* **TO BE DONE**:
Can you format the items below as a JSON list of strings, one string per line and no blank lines, covering the lines between the one holding "Where is each" and the one holding "callout-disc-magazine: Disc magazine", inclusive? Leave the pictures out of the answer.

* **DATASET ROWS**:
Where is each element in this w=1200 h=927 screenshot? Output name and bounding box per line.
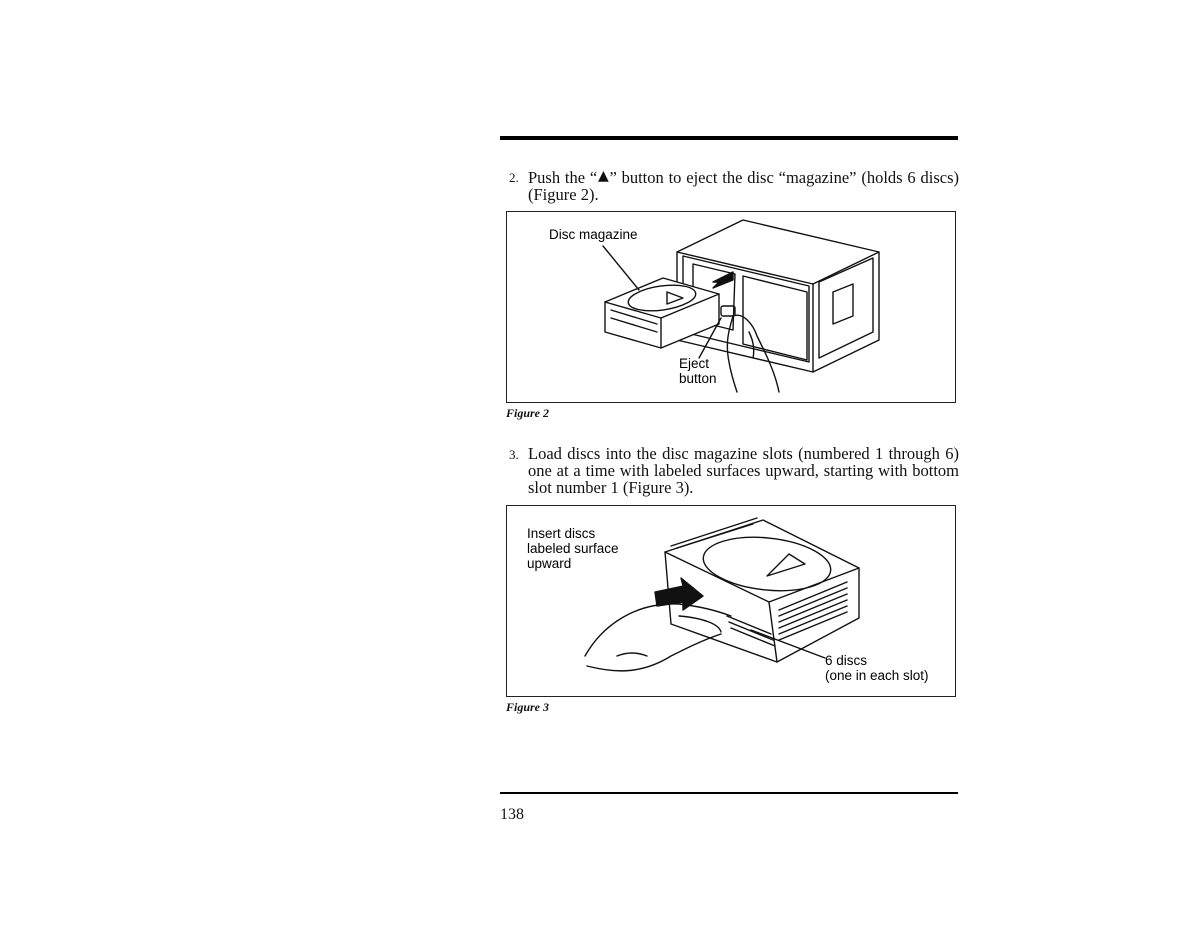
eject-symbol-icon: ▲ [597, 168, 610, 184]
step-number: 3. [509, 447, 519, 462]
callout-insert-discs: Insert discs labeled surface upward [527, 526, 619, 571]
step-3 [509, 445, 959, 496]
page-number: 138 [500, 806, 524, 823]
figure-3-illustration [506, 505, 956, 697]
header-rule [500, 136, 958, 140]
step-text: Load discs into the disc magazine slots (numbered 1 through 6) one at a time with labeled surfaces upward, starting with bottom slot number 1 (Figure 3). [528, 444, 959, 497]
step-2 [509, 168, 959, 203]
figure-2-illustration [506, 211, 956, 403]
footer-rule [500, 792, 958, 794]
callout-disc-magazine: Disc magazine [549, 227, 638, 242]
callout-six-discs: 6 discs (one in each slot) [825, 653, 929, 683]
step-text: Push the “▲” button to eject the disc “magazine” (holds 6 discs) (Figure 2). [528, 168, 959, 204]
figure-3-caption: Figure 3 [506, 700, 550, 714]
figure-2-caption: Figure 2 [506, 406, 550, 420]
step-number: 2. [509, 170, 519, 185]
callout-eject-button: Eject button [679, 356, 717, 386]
* * *
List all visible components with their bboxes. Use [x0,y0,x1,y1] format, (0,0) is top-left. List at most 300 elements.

* **WORKED SOLUTION**:
[
  "Where is each element in this w=1200 h=927 screenshot? Output name and bounding box per line.",
  "eject-symbol-icon: ▲ [597, 168, 610, 184]",
  "step-number: 3. [509, 447, 519, 462]",
  "callout-insert-discs: Insert discs labeled surface upward [527, 526, 619, 571]",
  "step-3 [509, 445, 959, 496]",
  "page-number: 138 [500, 806, 524, 823]",
  "figure-3-illustration [506, 505, 956, 697]",
  "header-rule [500, 136, 958, 140]",
  "step-text: Load discs into the disc magazine slots (numbered 1 through 6) one at a time with labeled surfaces upward, starting with bottom slot number 1 (Figure 3). [528, 444, 959, 497]",
  "step-2 [509, 168, 959, 203]",
  "figure-2-illustration [506, 211, 956, 403]",
  "footer-rule [500, 792, 958, 794]",
  "callout-disc-magazine: Disc magazine [549, 227, 638, 242]"
]